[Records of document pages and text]

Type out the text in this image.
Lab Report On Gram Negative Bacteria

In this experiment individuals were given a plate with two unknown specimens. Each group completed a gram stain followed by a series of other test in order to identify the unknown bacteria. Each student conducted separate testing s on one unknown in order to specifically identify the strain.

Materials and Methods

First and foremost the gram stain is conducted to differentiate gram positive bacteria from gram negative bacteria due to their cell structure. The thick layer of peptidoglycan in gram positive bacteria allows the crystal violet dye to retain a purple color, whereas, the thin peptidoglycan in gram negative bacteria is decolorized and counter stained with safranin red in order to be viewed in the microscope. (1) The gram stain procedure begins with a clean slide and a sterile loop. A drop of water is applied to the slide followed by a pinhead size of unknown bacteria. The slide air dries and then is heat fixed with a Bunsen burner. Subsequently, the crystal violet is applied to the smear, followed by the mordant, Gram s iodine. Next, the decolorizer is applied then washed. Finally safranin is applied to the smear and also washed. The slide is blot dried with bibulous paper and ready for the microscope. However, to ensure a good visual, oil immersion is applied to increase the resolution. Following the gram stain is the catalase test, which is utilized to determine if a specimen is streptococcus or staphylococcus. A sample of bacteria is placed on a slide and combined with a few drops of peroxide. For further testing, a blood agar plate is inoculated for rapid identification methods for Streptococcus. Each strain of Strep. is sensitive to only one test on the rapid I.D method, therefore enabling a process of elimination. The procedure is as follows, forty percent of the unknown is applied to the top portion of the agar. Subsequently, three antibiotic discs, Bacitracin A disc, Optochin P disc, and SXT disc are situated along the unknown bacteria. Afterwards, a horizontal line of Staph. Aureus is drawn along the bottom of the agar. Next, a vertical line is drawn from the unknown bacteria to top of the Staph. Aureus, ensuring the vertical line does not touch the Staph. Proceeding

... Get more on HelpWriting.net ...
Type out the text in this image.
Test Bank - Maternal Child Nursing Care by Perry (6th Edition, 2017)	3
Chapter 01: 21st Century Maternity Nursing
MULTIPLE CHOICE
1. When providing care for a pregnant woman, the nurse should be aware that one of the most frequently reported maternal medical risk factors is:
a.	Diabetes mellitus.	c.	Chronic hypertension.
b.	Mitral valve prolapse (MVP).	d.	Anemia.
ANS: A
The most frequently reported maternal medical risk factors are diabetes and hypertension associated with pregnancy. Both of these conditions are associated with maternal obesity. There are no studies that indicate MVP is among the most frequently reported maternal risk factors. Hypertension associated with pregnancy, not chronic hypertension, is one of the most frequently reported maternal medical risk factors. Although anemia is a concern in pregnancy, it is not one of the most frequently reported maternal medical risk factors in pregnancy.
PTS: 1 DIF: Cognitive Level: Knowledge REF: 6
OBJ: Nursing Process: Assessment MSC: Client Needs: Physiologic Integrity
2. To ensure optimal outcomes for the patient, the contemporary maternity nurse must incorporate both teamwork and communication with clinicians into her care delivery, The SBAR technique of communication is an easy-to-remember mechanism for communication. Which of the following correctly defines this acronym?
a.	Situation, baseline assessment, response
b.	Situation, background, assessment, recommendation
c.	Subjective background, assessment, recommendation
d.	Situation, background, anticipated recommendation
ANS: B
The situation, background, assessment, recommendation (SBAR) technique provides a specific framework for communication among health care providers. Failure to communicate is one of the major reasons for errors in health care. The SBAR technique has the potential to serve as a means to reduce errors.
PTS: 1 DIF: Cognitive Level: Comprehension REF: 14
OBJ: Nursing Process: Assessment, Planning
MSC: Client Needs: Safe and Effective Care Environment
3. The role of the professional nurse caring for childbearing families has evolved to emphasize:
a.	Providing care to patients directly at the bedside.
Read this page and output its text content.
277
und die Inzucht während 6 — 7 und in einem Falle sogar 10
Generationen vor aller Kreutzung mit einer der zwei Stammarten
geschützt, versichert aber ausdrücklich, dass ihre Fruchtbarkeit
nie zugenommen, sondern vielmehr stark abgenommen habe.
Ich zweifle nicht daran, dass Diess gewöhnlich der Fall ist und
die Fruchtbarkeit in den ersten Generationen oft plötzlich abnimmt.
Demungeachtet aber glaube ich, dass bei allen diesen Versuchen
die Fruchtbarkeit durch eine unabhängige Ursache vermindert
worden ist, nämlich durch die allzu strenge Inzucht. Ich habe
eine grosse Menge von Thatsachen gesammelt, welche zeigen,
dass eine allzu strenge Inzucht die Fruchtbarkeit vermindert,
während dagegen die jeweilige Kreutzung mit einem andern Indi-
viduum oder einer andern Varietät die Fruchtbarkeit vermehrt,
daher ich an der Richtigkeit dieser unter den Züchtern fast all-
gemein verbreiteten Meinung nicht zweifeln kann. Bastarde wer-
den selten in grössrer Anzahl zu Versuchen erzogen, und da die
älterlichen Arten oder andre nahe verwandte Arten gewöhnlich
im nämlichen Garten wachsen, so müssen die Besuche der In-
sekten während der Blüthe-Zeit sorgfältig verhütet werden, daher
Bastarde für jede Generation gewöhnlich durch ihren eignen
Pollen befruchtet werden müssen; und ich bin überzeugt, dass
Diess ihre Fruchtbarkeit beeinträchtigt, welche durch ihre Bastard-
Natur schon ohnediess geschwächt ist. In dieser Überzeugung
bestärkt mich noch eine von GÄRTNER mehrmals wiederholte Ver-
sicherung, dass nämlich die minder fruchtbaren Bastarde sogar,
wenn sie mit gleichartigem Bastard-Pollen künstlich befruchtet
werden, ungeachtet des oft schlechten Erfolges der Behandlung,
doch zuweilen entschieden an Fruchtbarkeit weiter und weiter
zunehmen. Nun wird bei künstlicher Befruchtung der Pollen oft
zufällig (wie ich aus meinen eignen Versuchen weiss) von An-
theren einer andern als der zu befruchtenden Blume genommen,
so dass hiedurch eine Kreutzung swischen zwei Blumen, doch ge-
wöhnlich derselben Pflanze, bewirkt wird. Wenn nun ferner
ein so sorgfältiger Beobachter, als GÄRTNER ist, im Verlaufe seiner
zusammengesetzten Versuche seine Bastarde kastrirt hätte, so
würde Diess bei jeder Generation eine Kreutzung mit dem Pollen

### Work request
Look through the data and gather every line with the string "allzu" in it.

### Result
worden ist, nämlich durch die allzu strenge Inzucht. Ich habe
dass eine allzu strenge Inzucht die Fruchtbarkeit vermindert,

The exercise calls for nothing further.